> Task requirements: Repeat the full listing, word for word.

> Task data:
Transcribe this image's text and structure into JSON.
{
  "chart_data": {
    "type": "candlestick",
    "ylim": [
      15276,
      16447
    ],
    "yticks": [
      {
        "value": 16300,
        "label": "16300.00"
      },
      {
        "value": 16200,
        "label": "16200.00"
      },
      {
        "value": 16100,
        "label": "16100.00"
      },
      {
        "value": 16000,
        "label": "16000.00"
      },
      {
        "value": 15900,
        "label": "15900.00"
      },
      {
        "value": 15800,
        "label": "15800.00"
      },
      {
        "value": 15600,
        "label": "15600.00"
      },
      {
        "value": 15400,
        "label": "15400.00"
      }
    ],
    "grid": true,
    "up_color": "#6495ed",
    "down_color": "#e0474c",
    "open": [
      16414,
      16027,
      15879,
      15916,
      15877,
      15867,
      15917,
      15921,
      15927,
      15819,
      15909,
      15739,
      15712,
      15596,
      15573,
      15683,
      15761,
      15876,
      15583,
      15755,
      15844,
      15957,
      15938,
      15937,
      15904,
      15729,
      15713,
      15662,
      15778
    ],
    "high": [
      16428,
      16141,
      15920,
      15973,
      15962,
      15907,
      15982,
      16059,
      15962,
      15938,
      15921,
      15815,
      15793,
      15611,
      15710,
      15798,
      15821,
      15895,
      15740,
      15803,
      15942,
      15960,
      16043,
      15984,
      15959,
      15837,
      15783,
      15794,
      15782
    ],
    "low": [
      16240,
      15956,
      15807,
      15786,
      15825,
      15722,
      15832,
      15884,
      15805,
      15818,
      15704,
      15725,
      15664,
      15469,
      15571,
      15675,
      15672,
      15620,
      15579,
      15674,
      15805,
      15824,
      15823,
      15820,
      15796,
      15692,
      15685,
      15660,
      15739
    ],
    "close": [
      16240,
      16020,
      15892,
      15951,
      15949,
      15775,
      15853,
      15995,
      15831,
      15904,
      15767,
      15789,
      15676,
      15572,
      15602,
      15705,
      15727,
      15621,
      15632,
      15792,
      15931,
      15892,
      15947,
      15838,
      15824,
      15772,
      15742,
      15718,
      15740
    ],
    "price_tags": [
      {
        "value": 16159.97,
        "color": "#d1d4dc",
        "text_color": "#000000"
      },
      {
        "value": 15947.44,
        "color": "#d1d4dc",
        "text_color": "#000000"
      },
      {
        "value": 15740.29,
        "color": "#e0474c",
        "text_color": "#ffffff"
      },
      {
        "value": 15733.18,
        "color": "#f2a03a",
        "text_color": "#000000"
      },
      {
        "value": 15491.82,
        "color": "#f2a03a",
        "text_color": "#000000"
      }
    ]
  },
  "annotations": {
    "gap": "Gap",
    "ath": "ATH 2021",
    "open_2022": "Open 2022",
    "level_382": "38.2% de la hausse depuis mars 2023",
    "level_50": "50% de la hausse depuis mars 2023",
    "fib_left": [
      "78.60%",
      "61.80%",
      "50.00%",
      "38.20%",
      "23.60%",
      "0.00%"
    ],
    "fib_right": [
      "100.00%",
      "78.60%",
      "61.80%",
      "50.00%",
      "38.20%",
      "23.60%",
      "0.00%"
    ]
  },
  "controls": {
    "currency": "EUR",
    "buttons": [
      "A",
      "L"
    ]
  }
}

> Task response:
Transcribe this image's text and structure into JSON.
{
  "chart_data": {
    "type": "candlestick",
    "ylim": [
      15276,
      16447
    ],
    "yticks": [
      {
        "value": 16300,
        "label": "16300.00"
      },
      {
        "value": 16200,
        "label": "16200.00"
      },
      {
        "value": 16100,
        "label": "16100.00"
      },
      {
        "value": 16000,
        "label": "16000.00"
      },
      {
        "value": 15900,
        "label": "15900.00"
      },
      {
        "value": 15800,
        "label": "15800.00"
      },
      {
        "value": 15600,
        "label": "15600.00"
      },
      {
        "value": 15400,
        "label": "15400.00"
      }
    ],
    "grid": true,
    "up_color": "#6495ed",
    "down_color": "#e0474c",
    "open": [
      16414,
      16027,
      15879,
      15916,
      15877,
      15867,
      15917,
      15921,
      15927,
      15819,
      15909,
      15739,
      15712,
      15596,
      15573,
      15683,
      15761,
      15876,
      15583,
      15755,
      15844,
      15957,
      15938,
      15937,
      15904,
      15729,
      15713,
      15662,
      15778
    ],
    "high": [
      16428,
      16141,
      15920,
      15973,
      15962,
      15907,
      15982,
      16059,
      15962,
      15938,
      15921,
      15815,
      15793,
      15611,
      15710,
      15798,
      15821,
      15895,
      15740,
      15803,
      15942,
      15960,
      16043,
      15984,
      15959,
      15837,
      15783,
      15794,
      15782
    ],
    "low": [
      16240,
      15956,
      15807,
      15786,
      15825,
      15722,
      15832,
      15884,
      15805,
      15818,
      15704,
      15725,
      15664,
      15469,
      15571,
      15675,
      15672,
      15620,
      15579,
      15674,
      15805,
      15824,
      15823,
      15820,
      15796,
      15692,
      15685,
      15660,
      15739
    ],
    "close": [
      16240,
      16020,
      15892,
      15951,
      15949,
      15775,
      15853,
      15995,
      15831,
      15904,
      15767,
      15789,
      15676,
      15572,
      15602,
      15705,
      15727,
      15621,
      15632,
      15792,
      15931,
      15892,
      15947,
      15838,
      15824,
      15772,
      15742,
      15718,
      15740
    ],
    "price_tags": [
      {
        "value": 16159.97,
        "color": "#d1d4dc",
        "text_color": "#000000"
      },
      {
        "value": 15947.44,
        "color": "#d1d4dc",
        "text_color": "#000000"
      },
      {
        "value": 15740.29,
        "color": "#e0474c",
        "text_color": "#ffffff"
      },
      {
        "value": 15733.18,
        "color": "#f2a03a",
        "text_color": "#000000"
      },
      {
        "value": 15491.82,
        "color": "#f2a03a",
        "text_color": "#000000"
      }
    ]
  },
  "annotations": {
    "gap": "Gap",
    "ath": "ATH 2021",
    "open_2022": "Open 2022",
    "level_382": "38.2% de la hausse depuis mars 2023",
    "level_50": "50% de la hausse depuis mars 2023",
    "fib_left": [
      "78.60%",
      "61.80%",
      "50.00%",
      "38.20%",
      "23.60%",
      "0.00%"
    ],
    "fib_right": [
      "100.00%",
      "78.60%",
      "61.80%",
      "50.00%",
      "38.20%",
      "23.60%",
      "0.00%"
    ]
  },
  "controls": {
    "currency": "EUR",
    "buttons": [
      "A",
      "L"
    ]
  }
}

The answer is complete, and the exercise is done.